Task objective. Type out every line below exactly as it reads.

Given data.
_____
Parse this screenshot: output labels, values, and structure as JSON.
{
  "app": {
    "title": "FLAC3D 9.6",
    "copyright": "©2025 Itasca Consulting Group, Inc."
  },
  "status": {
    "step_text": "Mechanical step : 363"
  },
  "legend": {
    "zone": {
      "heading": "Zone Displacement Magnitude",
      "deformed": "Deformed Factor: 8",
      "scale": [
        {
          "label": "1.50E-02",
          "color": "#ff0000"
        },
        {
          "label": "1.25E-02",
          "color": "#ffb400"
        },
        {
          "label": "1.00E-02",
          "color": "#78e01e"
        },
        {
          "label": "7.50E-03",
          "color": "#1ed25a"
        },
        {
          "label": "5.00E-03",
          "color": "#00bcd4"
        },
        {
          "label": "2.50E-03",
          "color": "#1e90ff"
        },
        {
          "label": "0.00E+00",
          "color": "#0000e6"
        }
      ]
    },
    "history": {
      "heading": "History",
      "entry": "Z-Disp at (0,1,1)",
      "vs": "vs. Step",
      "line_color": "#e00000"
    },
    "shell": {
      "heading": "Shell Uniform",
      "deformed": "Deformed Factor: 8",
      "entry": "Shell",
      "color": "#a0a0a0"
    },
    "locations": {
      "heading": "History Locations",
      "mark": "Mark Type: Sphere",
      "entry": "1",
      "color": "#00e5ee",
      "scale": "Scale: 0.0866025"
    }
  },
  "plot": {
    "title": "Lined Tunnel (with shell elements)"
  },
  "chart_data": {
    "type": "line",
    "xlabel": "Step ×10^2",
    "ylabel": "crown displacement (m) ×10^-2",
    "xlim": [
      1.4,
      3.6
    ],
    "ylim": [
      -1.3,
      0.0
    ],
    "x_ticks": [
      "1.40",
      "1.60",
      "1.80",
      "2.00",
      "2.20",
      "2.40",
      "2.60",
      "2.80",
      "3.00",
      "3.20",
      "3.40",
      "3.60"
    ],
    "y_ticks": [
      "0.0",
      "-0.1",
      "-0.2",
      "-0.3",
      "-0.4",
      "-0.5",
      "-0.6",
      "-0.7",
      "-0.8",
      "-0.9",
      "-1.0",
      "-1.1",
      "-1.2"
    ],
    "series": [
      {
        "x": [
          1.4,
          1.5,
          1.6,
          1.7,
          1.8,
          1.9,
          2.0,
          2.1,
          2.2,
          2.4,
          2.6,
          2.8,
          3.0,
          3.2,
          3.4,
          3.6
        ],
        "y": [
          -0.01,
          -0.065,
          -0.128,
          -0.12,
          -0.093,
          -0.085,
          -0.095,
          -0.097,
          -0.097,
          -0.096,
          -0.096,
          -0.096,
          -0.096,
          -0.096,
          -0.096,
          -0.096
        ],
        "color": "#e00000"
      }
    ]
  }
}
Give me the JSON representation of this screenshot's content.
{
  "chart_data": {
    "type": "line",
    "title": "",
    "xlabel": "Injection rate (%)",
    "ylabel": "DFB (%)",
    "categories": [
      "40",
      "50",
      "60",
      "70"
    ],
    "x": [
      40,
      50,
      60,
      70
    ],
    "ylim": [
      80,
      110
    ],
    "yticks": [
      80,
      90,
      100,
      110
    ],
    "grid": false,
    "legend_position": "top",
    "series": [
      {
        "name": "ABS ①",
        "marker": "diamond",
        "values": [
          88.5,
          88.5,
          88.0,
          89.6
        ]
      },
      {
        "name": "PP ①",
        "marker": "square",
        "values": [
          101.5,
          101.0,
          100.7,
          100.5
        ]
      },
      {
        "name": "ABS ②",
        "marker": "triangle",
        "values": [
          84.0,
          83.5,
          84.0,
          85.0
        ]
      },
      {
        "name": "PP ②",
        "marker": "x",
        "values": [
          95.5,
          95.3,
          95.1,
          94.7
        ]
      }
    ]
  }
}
_____
The result.
Parse this screenshot: output labels, values, and structure as JSON.
{
  "app": {
    "title": "FLAC3D 9.6",
    "copyright": "©2025 Itasca Consulting Group, Inc."
  },
  "status": {
    "step_text": "Mechanical step : 363"
  },
  "legend": {
    "zone": {
      "heading": "Zone Displacement Magnitude",
      "deformed": "Deformed Factor: 8",
      "scale": [
        {
          "label": "1.50E-02",
          "color": "#ff0000"
        },
        {
          "label": "1.25E-02",
          "color": "#ffb400"
        },
        {
          "label": "1.00E-02",
          "color": "#78e01e"
        },
        {
          "label": "7.50E-03",
          "color": "#1ed25a"
        },
        {
          "label": "5.00E-03",
          "color": "#00bcd4"
        },
        {
          "label": "2.50E-03",
          "color": "#1e90ff"
        },
        {
          "label": "0.00E+00",
          "color": "#0000e6"
        }
      ]
    },
    "history": {
      "heading": "History",
      "entry": "Z-Disp at (0,1,1)",
      "vs": "vs. Step",
      "line_color": "#e00000"
    },
    "shell": {
      "heading": "Shell Uniform",
      "deformed": "Deformed Factor: 8",
      "entry": "Shell",
      "color": "#a0a0a0"
    },
    "locations": {
      "heading": "History Locations",
      "mark": "Mark Type: Sphere",
      "entry": "1",
      "color": "#00e5ee",
      "scale": "Scale: 0.0866025"
    }
  },
  "plot": {
    "title": "Lined Tunnel (with shell elements)"
  },
  "chart_data": {
    "type": "line",
    "xlabel": "Step ×10^2",
    "ylabel": "crown displacement (m) ×10^-2",
    "xlim": [
      1.4,
      3.6
    ],
    "ylim": [
      -1.3,
      0.0
    ],
    "x_ticks": [
      "1.40",
      "1.60",
      "1.80",
      "2.00",
      "2.20",
      "2.40",
      "2.60",
      "2.80",
      "3.00",
      "3.20",
      "3.40",
      "3.60"
    ],
    "y_ticks": [
      "0.0",
      "-0.1",
      "-0.2",
      "-0.3",
      "-0.4",
      "-0.5",
      "-0.6",
      "-0.7",
      "-0.8",
      "-0.9",
      "-1.0",
      "-1.1",
      "-1.2"
    ],
    "series": [
      {
        "x": [
          1.4,
          1.5,
          1.6,
          1.7,
          1.8,
          1.9,
          2.0,
          2.1,
          2.2,
          2.4,
          2.6,
          2.8,
          3.0,
          3.2,
          3.4,
          3.6
        ],
        "y": [
          -0.01,
          -0.065,
          -0.128,
          -0.12,
          -0.093,
          -0.085,
          -0.095,
          -0.097,
          -0.097,
          -0.096,
          -0.096,
          -0.096,
          -0.096,
          -0.096,
          -0.096,
          -0.096
        ],
        "color": "#e00000"
      }
    ]
  }
}
Give me the JSON representation of this screenshot's content.
{
  "chart_data": {
    "type": "line",
    "title": "",
    "xlabel": "Injection rate (%)",
    "ylabel": "DFB (%)",
    "categories": [
      "40",
      "50",
      "60",
      "70"
    ],
    "x": [
      40,
      50,
      60,
      70
    ],
    "ylim": [
      80,
      110
    ],
    "yticks": [
      80,
      90,
      100,
      110
    ],
    "grid": false,
    "legend_position": "top",
    "series": [
      {
        "name": "ABS ①",
        "marker": "diamond",
        "values": [
          88.5,
          88.5,
          88.0,
          89.6
        ]
      },
      {
        "name": "PP ①",
        "marker": "square",
        "values": [
          101.5,
          101.0,
          100.7,
          100.5
        ]
      },
      {
        "name": "ABS ②",
        "marker": "triangle",
        "values": [
          84.0,
          83.5,
          84.0,
          85.0
        ]
      },
      {
        "name": "PP ②",
        "marker": "x",
        "values": [
          95.5,
          95.3,
          95.1,
          94.7
        ]
      }
    ]
  }
}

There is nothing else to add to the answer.